Goal:
Can you return, unchanged, the lines from the one that contains "Convert this screenshot" to the last line, with the pictures left out?

Data for the task:
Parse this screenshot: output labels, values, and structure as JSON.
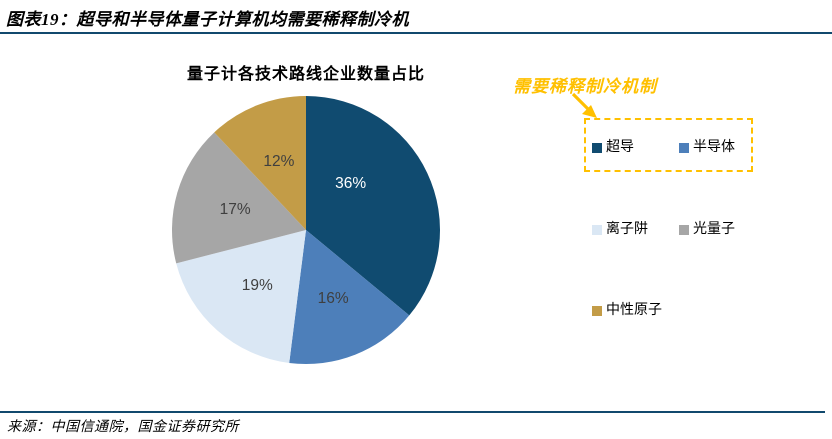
{
  "header": {
    "title": "图表19：超导和半导体量子计算机均需要稀释制冷机"
  },
  "annotation": {
    "text": "需要稀释制冷机制"
  },
  "chart_data": {
    "type": "pie",
    "title": "量子计各技术路线企业数量占比",
    "start_angle_deg": 0,
    "direction": "clockwise",
    "legend_position": "right",
    "slices": [
      {
        "label": "超导",
        "value": 36,
        "display": "36%",
        "color": "#104B70",
        "label_color": "#FFFFFF"
      },
      {
        "label": "半导体",
        "value": 16,
        "display": "16%",
        "color": "#4D7FBA",
        "label_color": "#3F3F3F"
      },
      {
        "label": "离子阱",
        "value": 19,
        "display": "19%",
        "color": "#DAE7F4",
        "label_color": "#3F3F3F"
      },
      {
        "label": "光量子",
        "value": 17,
        "display": "17%",
        "color": "#A6A6A6",
        "label_color": "#3F3F3F"
      },
      {
        "label": "中性原子",
        "value": 12,
        "display": "12%",
        "color": "#C39C47",
        "label_color": "#3F3F3F"
      }
    ],
    "annotation_group": "slices 0-1 boxed: 需要稀释制冷机制"
  },
  "footer": {
    "source": "来源：中国信通院，国金证券研究所"
  },
  "colors": {
    "accent": "#FFC000",
    "rule": "#11496D"
  }
}
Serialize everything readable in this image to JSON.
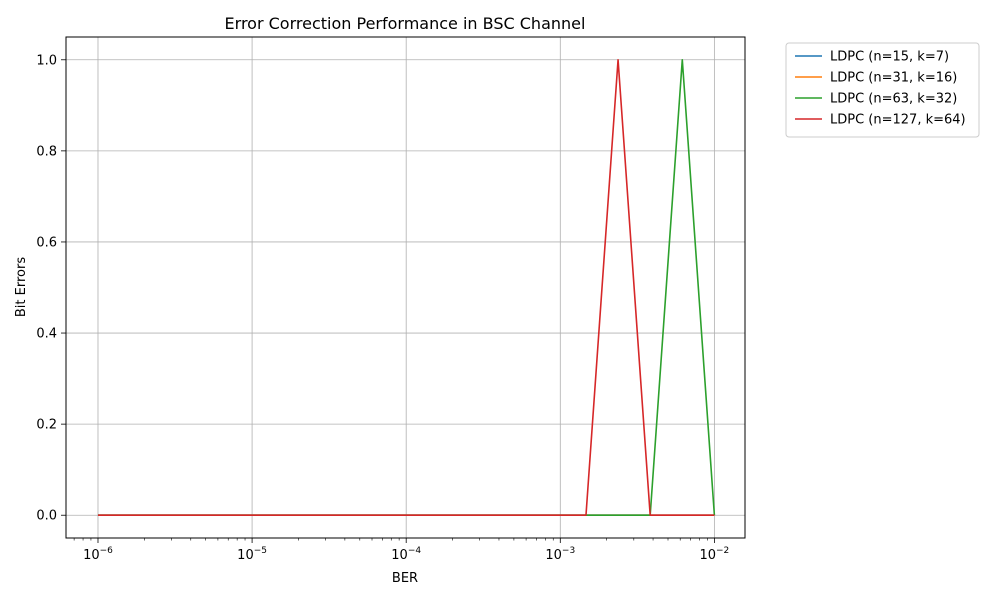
{
  "chart_data": {
    "type": "line",
    "title": "Error Correction Performance in BSC Channel",
    "xlabel": "BER",
    "ylabel": "Bit Errors",
    "xscale": "log",
    "xlim": [
      6.2e-07,
      0.0158
    ],
    "ylim": [
      -0.05,
      1.05
    ],
    "grid": true,
    "legend_position": "outside-top-right",
    "x": [
      1e-06,
      1.668e-06,
      2.783e-06,
      4.642e-06,
      7.743e-06,
      1.292e-05,
      2.154e-05,
      3.594e-05,
      5.995e-05,
      0.0001,
      0.0001668,
      0.0002783,
      0.0004642,
      0.0007743,
      0.001292,
      0.002154,
      0.003594,
      0.005995,
      0.01
    ],
    "x_ticks": [
      {
        "base": "10",
        "exp": "−6",
        "value": 1e-06
      },
      {
        "base": "10",
        "exp": "−5",
        "value": 1e-05
      },
      {
        "base": "10",
        "exp": "−4",
        "value": 0.0001
      },
      {
        "base": "10",
        "exp": "−3",
        "value": 0.001
      },
      {
        "base": "10",
        "exp": "−2",
        "value": 0.01
      }
    ],
    "y_ticks": [
      "0.0",
      "0.2",
      "0.4",
      "0.6",
      "0.8",
      "1.0"
    ],
    "y_tick_values": [
      0,
      0.2,
      0.4,
      0.6,
      0.8,
      1.0
    ],
    "series": [
      {
        "name": "LDPC (n=15, k=7)",
        "color": "#1f77b4",
        "x": [
          1e-06,
          0.001468,
          0.003831,
          0.01
        ],
        "values": [
          0,
          0,
          0,
          0
        ]
      },
      {
        "name": "LDPC (n=31, k=16)",
        "color": "#ff7f0e",
        "x": [
          1e-06,
          0.001468,
          0.003831,
          0.01
        ],
        "values": [
          0,
          0,
          0,
          0
        ]
      },
      {
        "name": "LDPC (n=63, k=32)",
        "color": "#2ca02c",
        "x": [
          1e-06,
          0.001468,
          0.003831,
          0.00619,
          0.01
        ],
        "values": [
          0,
          0,
          0,
          1,
          0
        ]
      },
      {
        "name": "LDPC (n=127, k=64)",
        "color": "#d62728",
        "x": [
          1e-06,
          0.001468,
          0.002371,
          0.003831,
          0.01
        ],
        "values": [
          0,
          0,
          1,
          0,
          0
        ]
      }
    ]
  }
}
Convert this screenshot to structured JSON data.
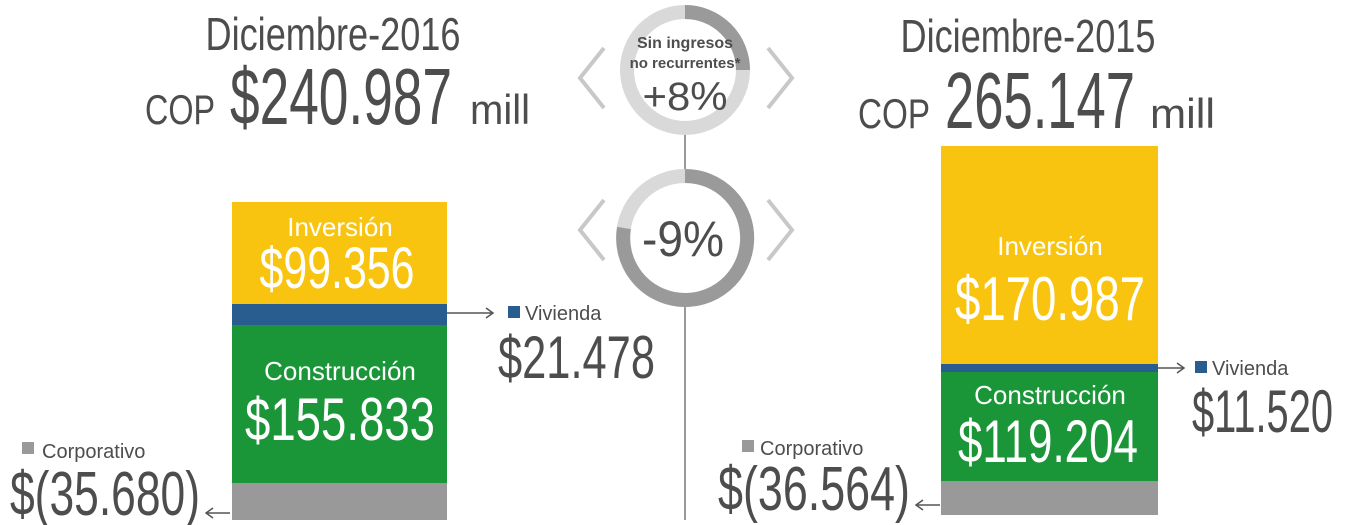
{
  "left": {
    "title": "Diciembre-2016",
    "currency": "COP",
    "total": "$240.987",
    "unit": "mill",
    "segments": [
      {
        "label": "Inversión",
        "value": "$99.356"
      },
      {
        "label": "Vivienda",
        "value": "$21.478"
      },
      {
        "label": "Construcción",
        "value": "$155.833"
      },
      {
        "label": "Corporativo",
        "value": "$(35.680)"
      }
    ]
  },
  "center": {
    "note_line1": "Sin ingresos",
    "note_line2": "no recurrentes*",
    "recurring_change": "+8%",
    "total_change": "-9%"
  },
  "right": {
    "title": "Diciembre-2015",
    "currency": "COP",
    "total": "265.147",
    "unit": "mill",
    "segments": [
      {
        "label": "Inversión",
        "value": "$170.987"
      },
      {
        "label": "Vivienda",
        "value": "$11.520"
      },
      {
        "label": "Construcción",
        "value": "$119.204"
      },
      {
        "label": "Corporativo",
        "value": "$(36.564)"
      }
    ]
  }
}
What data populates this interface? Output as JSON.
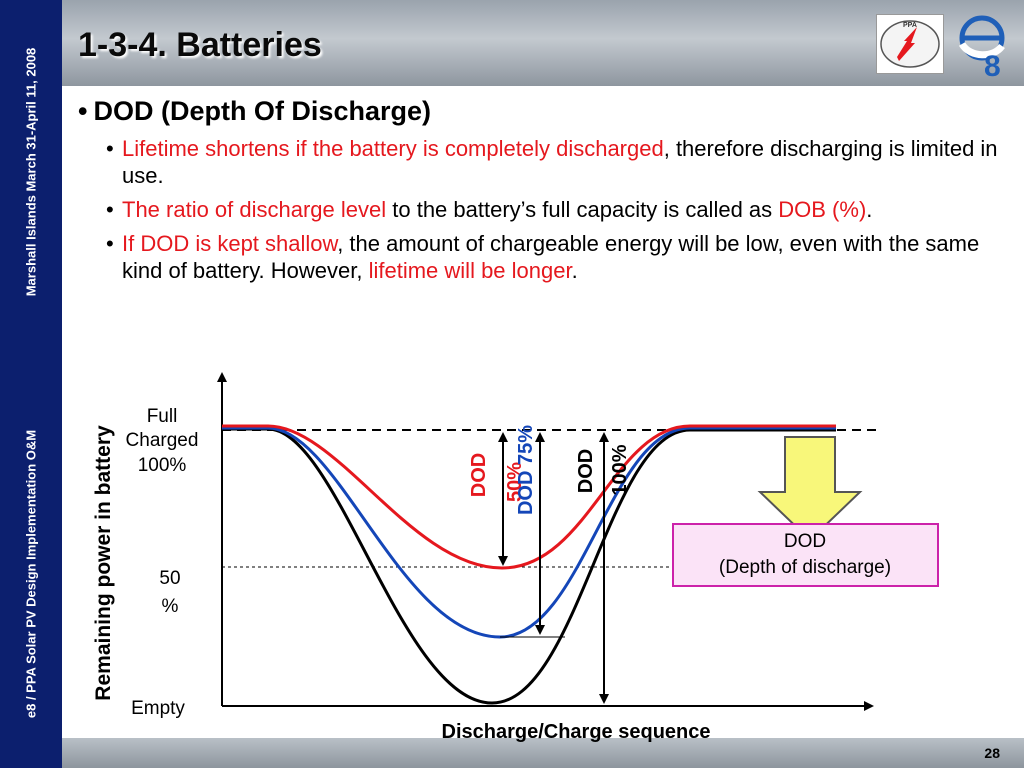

Result:
Convert this screenshot to structured JSON data.
{
  "left": {
    "title": "Diciembre-2016",
    "currency": "COP",
    "total": "$240.987",
    "unit": "mill",
    "segments": [
      {
        "label": "Inversión",
        "value": "$99.356"
      },
      {
        "label": "Vivienda",
        "value": "$21.478"
      },
      {
        "label": "Construcción",
        "value": "$155.833"
      },
      {
        "label": "Corporativo",
        "value": "$(35.680)"
      }
    ]
  },
  "center": {
    "note_line1": "Sin ingresos",
    "note_line2": "no recurrentes*",
    "recurring_change": "+8%",
    "total_change": "-9%"
  },
  "right": {
    "title": "Diciembre-2015",
    "currency": "COP",
    "total": "265.147",
    "unit": "mill",
    "segments": [
      {
        "label": "Inversión",
        "value": "$170.987"
      },
      {
        "label": "Vivienda",
        "value": "$11.520"
      },
      {
        "label": "Construcción",
        "value": "$119.204"
      },
      {
        "label": "Corporativo",
        "value": "$(36.564)"
      }
    ]
  }
}
What data populates this interface? Output as JSON.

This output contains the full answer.